§ **What is being asked**
Copy the records below exactly, leaving out every picture.

--- Dataset ---

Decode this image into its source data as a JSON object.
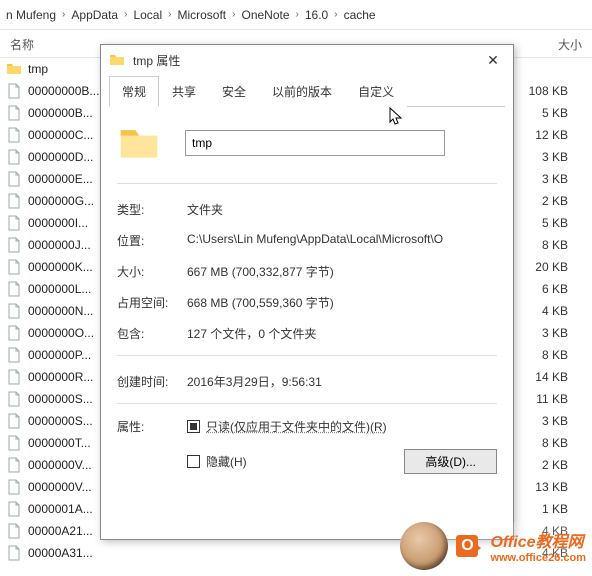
{
  "breadcrumb": [
    "n Mufeng",
    "AppData",
    "Local",
    "Microsoft",
    "OneNote",
    "16.0",
    "cache"
  ],
  "columns": {
    "name": "名称",
    "size": "大小"
  },
  "files": [
    {
      "name": "tmp",
      "type": "folder",
      "size": ""
    },
    {
      "name": "00000000B...",
      "type": "file",
      "size": "108 KB"
    },
    {
      "name": "0000000B...",
      "type": "file",
      "size": "5 KB"
    },
    {
      "name": "0000000C...",
      "type": "file",
      "size": "12 KB"
    },
    {
      "name": "0000000D...",
      "type": "file",
      "size": "3 KB"
    },
    {
      "name": "0000000E...",
      "type": "file",
      "size": "3 KB"
    },
    {
      "name": "0000000G...",
      "type": "file",
      "size": "2 KB"
    },
    {
      "name": "0000000I...",
      "type": "file",
      "size": "5 KB"
    },
    {
      "name": "0000000J...",
      "type": "file",
      "size": "8 KB"
    },
    {
      "name": "0000000K...",
      "type": "file",
      "size": "20 KB"
    },
    {
      "name": "0000000L...",
      "type": "file",
      "size": "6 KB"
    },
    {
      "name": "0000000N...",
      "type": "file",
      "size": "4 KB"
    },
    {
      "name": "0000000O...",
      "type": "file",
      "size": "3 KB"
    },
    {
      "name": "0000000P...",
      "type": "file",
      "size": "8 KB"
    },
    {
      "name": "0000000R...",
      "type": "file",
      "size": "14 KB"
    },
    {
      "name": "0000000S...",
      "type": "file",
      "size": "11 KB"
    },
    {
      "name": "0000000S...",
      "type": "file",
      "size": "3 KB"
    },
    {
      "name": "0000000T...",
      "type": "file",
      "size": "8 KB"
    },
    {
      "name": "0000000V...",
      "type": "file",
      "size": "2 KB"
    },
    {
      "name": "0000000V...",
      "type": "file",
      "size": "13 KB"
    },
    {
      "name": "0000001A...",
      "type": "file",
      "size": "1 KB"
    },
    {
      "name": "00000A21...",
      "type": "file",
      "size": "4 KB"
    },
    {
      "name": "00000A31...",
      "type": "file",
      "size": "4 KB"
    }
  ],
  "dialog": {
    "title": "tmp 属性",
    "tabs": [
      "常规",
      "共享",
      "安全",
      "以前的版本",
      "自定义"
    ],
    "name_value": "tmp",
    "props": {
      "type": {
        "label": "类型:",
        "value": "文件夹"
      },
      "location": {
        "label": "位置:",
        "value": "C:\\Users\\Lin Mufeng\\AppData\\Local\\Microsoft\\O"
      },
      "size": {
        "label": "大小:",
        "value": "667 MB (700,332,877 字节)"
      },
      "sizeondisk": {
        "label": "占用空间:",
        "value": "668 MB (700,559,360 字节)"
      },
      "contains": {
        "label": "包含:",
        "value": "127 个文件，0 个文件夹"
      },
      "created": {
        "label": "创建时间:",
        "value": "2016年3月29日，9:56:31"
      },
      "attr": {
        "label": "属性:"
      }
    },
    "readonly": "只读(仅应用于文件夹中的文件)(R)",
    "hidden": "隐藏(H)",
    "advanced": "高级(D)..."
  },
  "watermark": {
    "line1": "Office教程网",
    "line2": "www.office26.com"
  }
}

---

§ **Correct result**
Decode this image into its source data as a JSON object.
{
  "breadcrumb": [
    "n Mufeng",
    "AppData",
    "Local",
    "Microsoft",
    "OneNote",
    "16.0",
    "cache"
  ],
  "columns": {
    "name": "名称",
    "size": "大小"
  },
  "files": [
    {
      "name": "tmp",
      "type": "folder",
      "size": ""
    },
    {
      "name": "00000000B...",
      "type": "file",
      "size": "108 KB"
    },
    {
      "name": "0000000B...",
      "type": "file",
      "size": "5 KB"
    },
    {
      "name": "0000000C...",
      "type": "file",
      "size": "12 KB"
    },
    {
      "name": "0000000D...",
      "type": "file",
      "size": "3 KB"
    },
    {
      "name": "0000000E...",
      "type": "file",
      "size": "3 KB"
    },
    {
      "name": "0000000G...",
      "type": "file",
      "size": "2 KB"
    },
    {
      "name": "0000000I...",
      "type": "file",
      "size": "5 KB"
    },
    {
      "name": "0000000J...",
      "type": "file",
      "size": "8 KB"
    },
    {
      "name": "0000000K...",
      "type": "file",
      "size": "20 KB"
    },
    {
      "name": "0000000L...",
      "type": "file",
      "size": "6 KB"
    },
    {
      "name": "0000000N...",
      "type": "file",
      "size": "4 KB"
    },
    {
      "name": "0000000O...",
      "type": "file",
      "size": "3 KB"
    },
    {
      "name": "0000000P...",
      "type": "file",
      "size": "8 KB"
    },
    {
      "name": "0000000R...",
      "type": "file",
      "size": "14 KB"
    },
    {
      "name": "0000000S...",
      "type": "file",
      "size": "11 KB"
    },
    {
      "name": "0000000S...",
      "type": "file",
      "size": "3 KB"
    },
    {
      "name": "0000000T...",
      "type": "file",
      "size": "8 KB"
    },
    {
      "name": "0000000V...",
      "type": "file",
      "size": "2 KB"
    },
    {
      "name": "0000000V...",
      "type": "file",
      "size": "13 KB"
    },
    {
      "name": "0000001A...",
      "type": "file",
      "size": "1 KB"
    },
    {
      "name": "00000A21...",
      "type": "file",
      "size": "4 KB"
    },
    {
      "name": "00000A31...",
      "type": "file",
      "size": "4 KB"
    }
  ],
  "dialog": {
    "title": "tmp 属性",
    "tabs": [
      "常规",
      "共享",
      "安全",
      "以前的版本",
      "自定义"
    ],
    "name_value": "tmp",
    "props": {
      "type": {
        "label": "类型:",
        "value": "文件夹"
      },
      "location": {
        "label": "位置:",
        "value": "C:\\Users\\Lin Mufeng\\AppData\\Local\\Microsoft\\O"
      },
      "size": {
        "label": "大小:",
        "value": "667 MB (700,332,877 字节)"
      },
      "sizeondisk": {
        "label": "占用空间:",
        "value": "668 MB (700,559,360 字节)"
      },
      "contains": {
        "label": "包含:",
        "value": "127 个文件，0 个文件夹"
      },
      "created": {
        "label": "创建时间:",
        "value": "2016年3月29日，9:56:31"
      },
      "attr": {
        "label": "属性:"
      }
    },
    "readonly": "只读(仅应用于文件夹中的文件)(R)",
    "hidden": "隐藏(H)",
    "advanced": "高级(D)..."
  },
  "watermark": {
    "line1": "Office教程网",
    "line2": "www.office26.com"
  }
}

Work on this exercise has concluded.